• Problem to solve: Quote the whole listing verbatim.

__________

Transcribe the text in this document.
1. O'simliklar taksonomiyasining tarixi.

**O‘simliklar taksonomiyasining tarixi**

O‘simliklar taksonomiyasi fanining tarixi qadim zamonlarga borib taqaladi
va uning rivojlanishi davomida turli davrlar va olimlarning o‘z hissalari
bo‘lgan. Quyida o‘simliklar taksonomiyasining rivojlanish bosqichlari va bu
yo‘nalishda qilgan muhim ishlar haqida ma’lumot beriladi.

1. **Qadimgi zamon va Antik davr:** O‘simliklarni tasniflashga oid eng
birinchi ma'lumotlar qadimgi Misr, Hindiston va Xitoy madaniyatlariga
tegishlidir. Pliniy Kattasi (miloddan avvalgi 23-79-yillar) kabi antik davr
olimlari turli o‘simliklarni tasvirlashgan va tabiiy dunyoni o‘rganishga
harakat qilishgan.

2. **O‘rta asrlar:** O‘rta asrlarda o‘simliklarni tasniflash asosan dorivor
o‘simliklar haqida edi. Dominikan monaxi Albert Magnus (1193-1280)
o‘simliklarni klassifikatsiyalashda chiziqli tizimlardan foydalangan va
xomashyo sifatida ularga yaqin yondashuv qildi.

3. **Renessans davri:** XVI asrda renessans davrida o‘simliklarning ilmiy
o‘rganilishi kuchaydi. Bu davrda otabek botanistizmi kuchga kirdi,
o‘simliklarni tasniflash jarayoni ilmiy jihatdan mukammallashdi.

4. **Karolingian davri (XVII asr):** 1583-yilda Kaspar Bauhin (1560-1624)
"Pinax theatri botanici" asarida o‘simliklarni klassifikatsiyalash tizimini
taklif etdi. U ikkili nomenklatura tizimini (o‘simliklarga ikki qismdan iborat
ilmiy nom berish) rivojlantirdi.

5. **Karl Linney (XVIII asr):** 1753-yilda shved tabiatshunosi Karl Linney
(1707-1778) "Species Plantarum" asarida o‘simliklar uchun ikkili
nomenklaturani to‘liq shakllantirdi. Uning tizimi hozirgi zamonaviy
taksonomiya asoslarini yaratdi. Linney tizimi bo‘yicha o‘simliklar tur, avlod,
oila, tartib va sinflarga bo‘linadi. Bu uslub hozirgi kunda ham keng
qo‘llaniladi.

__________

• Response to the exercise:
Transcribe the text in this document.
1. O'simliklar taksonomiyasining tarixi.

**O‘simliklar taksonomiyasining tarixi**

O‘simliklar taksonomiyasi fanining tarixi qadim zamonlarga borib taqaladi
va uning rivojlanishi davomida turli davrlar va olimlarning o‘z hissalari
bo‘lgan. Quyida o‘simliklar taksonomiyasining rivojlanish bosqichlari va bu
yo‘nalishda qilgan muhim ishlar haqida ma’lumot beriladi.

1. **Qadimgi zamon va Antik davr:** O‘simliklarni tasniflashga oid eng
birinchi ma'lumotlar qadimgi Misr, Hindiston va Xitoy madaniyatlariga
tegishlidir. Pliniy Kattasi (miloddan avvalgi 23-79-yillar) kabi antik davr
olimlari turli o‘simliklarni tasvirlashgan va tabiiy dunyoni o‘rganishga
harakat qilishgan.

2. **O‘rta asrlar:** O‘rta asrlarda o‘simliklarni tasniflash asosan dorivor
o‘simliklar haqida edi. Dominikan monaxi Albert Magnus (1193-1280)
o‘simliklarni klassifikatsiyalashda chiziqli tizimlardan foydalangan va
xomashyo sifatida ularga yaqin yondashuv qildi.

3. **Renessans davri:** XVI asrda renessans davrida o‘simliklarning ilmiy
o‘rganilishi kuchaydi. Bu davrda otabek botanistizmi kuchga kirdi,
o‘simliklarni tasniflash jarayoni ilmiy jihatdan mukammallashdi.

4. **Karolingian davri (XVII asr):** 1583-yilda Kaspar Bauhin (1560-1624)
"Pinax theatri botanici" asarida o‘simliklarni klassifikatsiyalash tizimini
taklif etdi. U ikkili nomenklatura tizimini (o‘simliklarga ikki qismdan iborat
ilmiy nom berish) rivojlantirdi.

5. **Karl Linney (XVIII asr):** 1753-yilda shved tabiatshunosi Karl Linney
(1707-1778) "Species Plantarum" asarida o‘simliklar uchun ikkili
nomenklaturani to‘liq shakllantirdi. Uning tizimi hozirgi zamonaviy
taksonomiya asoslarini yaratdi. Linney tizimi bo‘yicha o‘simliklar tur, avlod,
oila, tartib va sinflarga bo‘linadi. Bu uslub hozirgi kunda ham keng
qo‘llaniladi.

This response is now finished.